**Exercise prompt**
Extract every line where the string "生物安全法" appears.

**Input material**
+++
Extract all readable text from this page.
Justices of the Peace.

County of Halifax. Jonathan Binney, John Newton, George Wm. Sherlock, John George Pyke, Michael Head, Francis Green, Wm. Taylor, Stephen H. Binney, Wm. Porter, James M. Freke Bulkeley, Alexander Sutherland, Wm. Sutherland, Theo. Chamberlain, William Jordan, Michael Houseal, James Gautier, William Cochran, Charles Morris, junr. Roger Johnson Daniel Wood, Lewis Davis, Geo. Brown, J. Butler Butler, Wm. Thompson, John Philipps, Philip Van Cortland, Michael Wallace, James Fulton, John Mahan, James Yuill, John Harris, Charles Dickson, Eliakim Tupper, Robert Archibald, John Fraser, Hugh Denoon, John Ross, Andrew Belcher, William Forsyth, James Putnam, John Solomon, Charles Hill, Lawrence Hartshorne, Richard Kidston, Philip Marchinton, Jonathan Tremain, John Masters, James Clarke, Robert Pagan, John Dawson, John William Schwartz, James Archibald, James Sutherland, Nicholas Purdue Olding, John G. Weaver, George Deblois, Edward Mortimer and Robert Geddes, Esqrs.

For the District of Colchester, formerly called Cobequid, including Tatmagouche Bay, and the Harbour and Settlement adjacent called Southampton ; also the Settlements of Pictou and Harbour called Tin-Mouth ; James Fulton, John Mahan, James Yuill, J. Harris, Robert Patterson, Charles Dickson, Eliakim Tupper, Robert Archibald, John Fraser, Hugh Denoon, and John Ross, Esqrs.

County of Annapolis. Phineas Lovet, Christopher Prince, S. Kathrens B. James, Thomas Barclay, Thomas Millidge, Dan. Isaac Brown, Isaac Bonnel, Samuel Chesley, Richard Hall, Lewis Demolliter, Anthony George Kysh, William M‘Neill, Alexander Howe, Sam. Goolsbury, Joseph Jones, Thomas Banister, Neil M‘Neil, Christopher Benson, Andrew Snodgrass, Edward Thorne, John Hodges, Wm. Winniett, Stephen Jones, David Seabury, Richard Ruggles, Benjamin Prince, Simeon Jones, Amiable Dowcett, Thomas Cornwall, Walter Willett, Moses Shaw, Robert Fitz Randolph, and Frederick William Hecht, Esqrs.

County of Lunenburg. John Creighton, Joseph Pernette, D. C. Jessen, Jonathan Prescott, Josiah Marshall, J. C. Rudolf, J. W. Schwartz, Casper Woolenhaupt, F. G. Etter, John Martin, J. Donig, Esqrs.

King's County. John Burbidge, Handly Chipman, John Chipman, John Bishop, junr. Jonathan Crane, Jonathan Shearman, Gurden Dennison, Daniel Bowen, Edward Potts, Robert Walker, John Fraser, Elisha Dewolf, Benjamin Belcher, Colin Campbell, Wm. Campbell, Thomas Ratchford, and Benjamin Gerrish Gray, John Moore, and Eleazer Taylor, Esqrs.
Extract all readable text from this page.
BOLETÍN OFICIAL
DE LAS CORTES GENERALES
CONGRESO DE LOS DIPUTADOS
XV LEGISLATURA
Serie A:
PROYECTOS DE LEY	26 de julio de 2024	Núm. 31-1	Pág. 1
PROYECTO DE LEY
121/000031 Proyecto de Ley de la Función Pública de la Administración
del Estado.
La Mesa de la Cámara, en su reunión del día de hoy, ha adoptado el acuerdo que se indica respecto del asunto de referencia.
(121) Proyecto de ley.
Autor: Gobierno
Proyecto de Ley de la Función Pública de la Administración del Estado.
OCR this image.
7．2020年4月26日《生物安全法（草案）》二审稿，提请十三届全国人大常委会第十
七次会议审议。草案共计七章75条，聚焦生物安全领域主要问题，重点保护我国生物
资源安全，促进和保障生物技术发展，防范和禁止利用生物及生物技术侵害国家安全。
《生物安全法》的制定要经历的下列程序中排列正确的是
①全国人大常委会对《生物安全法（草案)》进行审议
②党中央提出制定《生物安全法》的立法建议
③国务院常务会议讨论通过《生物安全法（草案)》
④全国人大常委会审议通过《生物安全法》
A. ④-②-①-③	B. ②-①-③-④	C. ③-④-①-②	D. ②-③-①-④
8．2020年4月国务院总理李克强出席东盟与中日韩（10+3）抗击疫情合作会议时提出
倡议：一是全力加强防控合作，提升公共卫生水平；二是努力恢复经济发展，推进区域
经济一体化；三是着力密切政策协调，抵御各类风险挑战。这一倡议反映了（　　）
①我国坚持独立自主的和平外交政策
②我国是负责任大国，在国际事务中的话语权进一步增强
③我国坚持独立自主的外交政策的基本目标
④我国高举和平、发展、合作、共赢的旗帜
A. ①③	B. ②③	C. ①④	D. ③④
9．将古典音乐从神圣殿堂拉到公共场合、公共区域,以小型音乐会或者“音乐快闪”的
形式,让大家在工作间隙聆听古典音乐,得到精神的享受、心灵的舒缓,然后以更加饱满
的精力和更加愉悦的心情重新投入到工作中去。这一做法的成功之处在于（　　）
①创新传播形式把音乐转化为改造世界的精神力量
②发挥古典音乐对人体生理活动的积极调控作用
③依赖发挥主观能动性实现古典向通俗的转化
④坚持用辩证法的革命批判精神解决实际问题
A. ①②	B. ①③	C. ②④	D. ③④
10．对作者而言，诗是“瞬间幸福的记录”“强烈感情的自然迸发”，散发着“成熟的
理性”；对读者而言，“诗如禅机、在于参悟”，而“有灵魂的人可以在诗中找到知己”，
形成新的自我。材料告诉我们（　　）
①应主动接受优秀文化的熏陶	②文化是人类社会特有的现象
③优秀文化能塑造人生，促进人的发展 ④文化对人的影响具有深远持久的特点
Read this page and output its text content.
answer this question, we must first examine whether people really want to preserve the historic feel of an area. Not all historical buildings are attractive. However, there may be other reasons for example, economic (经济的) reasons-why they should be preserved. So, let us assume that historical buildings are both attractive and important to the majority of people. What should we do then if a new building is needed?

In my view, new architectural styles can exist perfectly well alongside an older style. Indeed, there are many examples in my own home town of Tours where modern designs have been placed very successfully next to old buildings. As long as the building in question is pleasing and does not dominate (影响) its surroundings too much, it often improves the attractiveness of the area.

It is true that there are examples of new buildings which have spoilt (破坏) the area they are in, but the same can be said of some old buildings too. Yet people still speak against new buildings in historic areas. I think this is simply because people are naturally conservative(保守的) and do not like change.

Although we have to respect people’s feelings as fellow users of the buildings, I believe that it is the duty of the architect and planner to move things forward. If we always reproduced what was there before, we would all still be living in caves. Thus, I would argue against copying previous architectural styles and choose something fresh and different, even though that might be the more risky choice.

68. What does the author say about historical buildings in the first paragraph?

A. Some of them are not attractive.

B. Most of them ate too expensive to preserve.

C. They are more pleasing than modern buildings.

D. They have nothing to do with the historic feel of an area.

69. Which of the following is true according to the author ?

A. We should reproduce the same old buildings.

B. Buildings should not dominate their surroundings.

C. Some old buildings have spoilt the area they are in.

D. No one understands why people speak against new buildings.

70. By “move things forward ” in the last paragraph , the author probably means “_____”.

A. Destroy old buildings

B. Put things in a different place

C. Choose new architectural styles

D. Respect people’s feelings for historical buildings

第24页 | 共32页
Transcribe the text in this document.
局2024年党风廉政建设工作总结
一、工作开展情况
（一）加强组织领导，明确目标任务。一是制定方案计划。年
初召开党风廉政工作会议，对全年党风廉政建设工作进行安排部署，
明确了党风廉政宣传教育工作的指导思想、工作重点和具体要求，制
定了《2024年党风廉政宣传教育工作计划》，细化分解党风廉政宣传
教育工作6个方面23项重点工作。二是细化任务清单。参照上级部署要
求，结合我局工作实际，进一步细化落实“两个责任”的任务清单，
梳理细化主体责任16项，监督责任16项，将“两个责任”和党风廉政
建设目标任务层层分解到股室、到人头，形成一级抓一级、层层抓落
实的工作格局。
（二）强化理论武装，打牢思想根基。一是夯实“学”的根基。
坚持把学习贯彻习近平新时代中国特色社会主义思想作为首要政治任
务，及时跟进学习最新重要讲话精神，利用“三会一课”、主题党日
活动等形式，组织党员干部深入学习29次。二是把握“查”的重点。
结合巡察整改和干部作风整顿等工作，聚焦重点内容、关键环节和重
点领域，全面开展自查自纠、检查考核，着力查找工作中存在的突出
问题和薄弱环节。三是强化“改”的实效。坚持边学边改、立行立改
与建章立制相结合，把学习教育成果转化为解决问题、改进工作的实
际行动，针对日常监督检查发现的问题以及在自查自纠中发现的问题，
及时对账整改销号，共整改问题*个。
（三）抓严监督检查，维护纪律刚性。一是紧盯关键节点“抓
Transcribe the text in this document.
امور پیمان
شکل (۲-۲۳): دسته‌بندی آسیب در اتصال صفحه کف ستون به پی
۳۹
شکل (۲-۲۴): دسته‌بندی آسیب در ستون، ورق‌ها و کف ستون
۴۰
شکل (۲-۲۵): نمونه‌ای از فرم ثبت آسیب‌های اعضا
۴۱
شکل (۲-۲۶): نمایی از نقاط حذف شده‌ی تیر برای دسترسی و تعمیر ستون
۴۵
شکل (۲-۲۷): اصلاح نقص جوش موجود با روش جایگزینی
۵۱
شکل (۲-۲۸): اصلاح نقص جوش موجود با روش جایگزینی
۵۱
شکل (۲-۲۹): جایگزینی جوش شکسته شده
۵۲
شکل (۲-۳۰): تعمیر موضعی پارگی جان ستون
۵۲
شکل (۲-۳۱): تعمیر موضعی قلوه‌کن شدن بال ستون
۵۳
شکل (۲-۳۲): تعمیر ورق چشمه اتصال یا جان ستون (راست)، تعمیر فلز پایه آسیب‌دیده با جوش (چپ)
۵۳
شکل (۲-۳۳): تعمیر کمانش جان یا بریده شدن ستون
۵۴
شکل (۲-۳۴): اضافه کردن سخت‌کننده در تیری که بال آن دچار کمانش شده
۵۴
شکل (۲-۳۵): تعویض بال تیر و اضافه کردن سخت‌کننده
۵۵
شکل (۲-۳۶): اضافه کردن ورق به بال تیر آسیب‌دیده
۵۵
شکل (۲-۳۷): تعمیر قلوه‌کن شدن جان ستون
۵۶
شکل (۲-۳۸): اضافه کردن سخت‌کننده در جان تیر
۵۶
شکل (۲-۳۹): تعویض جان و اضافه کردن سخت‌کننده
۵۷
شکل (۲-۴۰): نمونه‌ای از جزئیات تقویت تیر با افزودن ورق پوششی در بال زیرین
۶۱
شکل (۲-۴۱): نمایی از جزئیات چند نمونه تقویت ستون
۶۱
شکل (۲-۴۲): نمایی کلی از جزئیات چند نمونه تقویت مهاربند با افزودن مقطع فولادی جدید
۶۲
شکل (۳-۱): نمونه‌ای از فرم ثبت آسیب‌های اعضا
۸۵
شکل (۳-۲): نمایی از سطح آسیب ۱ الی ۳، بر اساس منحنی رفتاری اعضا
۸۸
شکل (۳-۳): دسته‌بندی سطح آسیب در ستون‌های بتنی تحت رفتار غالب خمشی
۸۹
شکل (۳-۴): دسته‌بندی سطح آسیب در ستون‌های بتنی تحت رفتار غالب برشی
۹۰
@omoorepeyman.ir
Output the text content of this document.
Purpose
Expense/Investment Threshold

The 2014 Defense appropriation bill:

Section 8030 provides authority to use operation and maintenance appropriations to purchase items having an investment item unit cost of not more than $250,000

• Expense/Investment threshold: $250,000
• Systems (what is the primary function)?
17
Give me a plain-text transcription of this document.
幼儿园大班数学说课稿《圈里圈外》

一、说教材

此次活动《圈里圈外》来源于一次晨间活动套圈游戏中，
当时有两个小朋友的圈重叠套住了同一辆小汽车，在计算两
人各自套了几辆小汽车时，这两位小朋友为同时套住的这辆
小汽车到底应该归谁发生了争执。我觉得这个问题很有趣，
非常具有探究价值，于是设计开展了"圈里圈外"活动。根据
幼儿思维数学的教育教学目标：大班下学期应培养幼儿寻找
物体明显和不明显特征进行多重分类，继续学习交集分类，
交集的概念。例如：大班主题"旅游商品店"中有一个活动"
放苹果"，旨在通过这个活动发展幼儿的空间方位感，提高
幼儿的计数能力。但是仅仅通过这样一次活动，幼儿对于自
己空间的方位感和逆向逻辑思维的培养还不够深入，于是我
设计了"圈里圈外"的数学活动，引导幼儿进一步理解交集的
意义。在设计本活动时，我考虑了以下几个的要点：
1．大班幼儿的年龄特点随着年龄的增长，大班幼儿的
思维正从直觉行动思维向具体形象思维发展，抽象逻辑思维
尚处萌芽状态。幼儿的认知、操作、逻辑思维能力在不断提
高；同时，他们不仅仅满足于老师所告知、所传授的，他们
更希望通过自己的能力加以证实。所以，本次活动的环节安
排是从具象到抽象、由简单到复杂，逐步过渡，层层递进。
+++
**Output for this exercise**
7．2020年4月26日《生物安全法（草案）》二审稿，提请十三届全国人大常委会第十
《生物安全法》的制定要经历的下列程序中排列正确的是
①全国人大常委会对《生物安全法（草案)》进行审议
②党中央提出制定《生物安全法》的立法建议
③国务院常务会议讨论通过《生物安全法（草案)》
④全国人大常委会审议通过《生物安全法》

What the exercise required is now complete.